> Problem description
Reproduce the listing word for word. Skip any image.
— begin Material supplied —
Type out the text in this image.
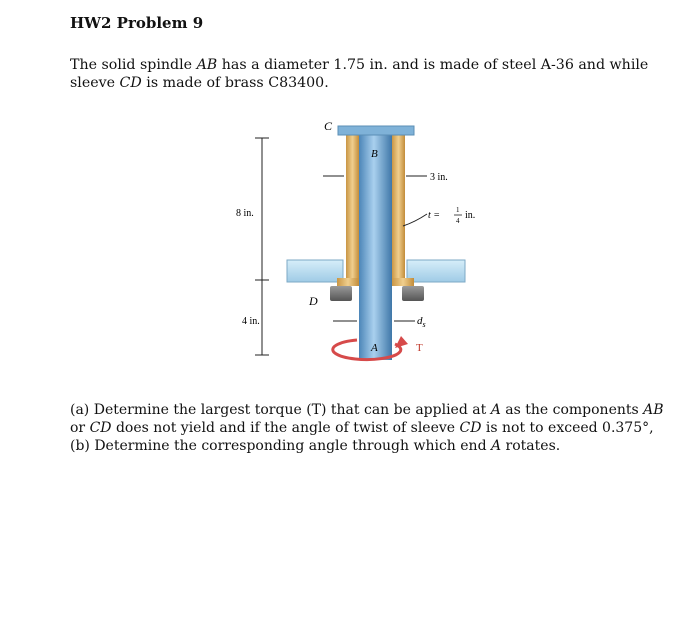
HW2 Problem 9
The solid spindle AB has a diameter 1.75 in. and is made of steel A-36 and while sleeve CD is made of brass C83400.
C
B
D
A	T
8 in.
4 in.
3 in.
t = 1
4 in.
$d_s$
(a) Determine the largest torque (T) that can be applied at A as the components AB or CD does not yield and if the angle of twist of sleeve CD is not to exceed 0.375°,
(b) Determine the corresponding angle through which end A rotates.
— end Material supplied —
> Correct answer
Type out the text in this image.
HW2 Problem 9
The solid spindle AB has a diameter 1.75 in. and is made of steel A-36 and while sleeve CD is made of brass C83400.
C
B
D
A	T
8 in.
4 in.
3 in.
t = 1
4 in.
$d_s$
(a) Determine the largest torque (T) that can be applied at A as the components AB or CD does not yield and if the angle of twist of sleeve CD is not to exceed 0.375°,
(b) Determine the corresponding angle through which end A rotates.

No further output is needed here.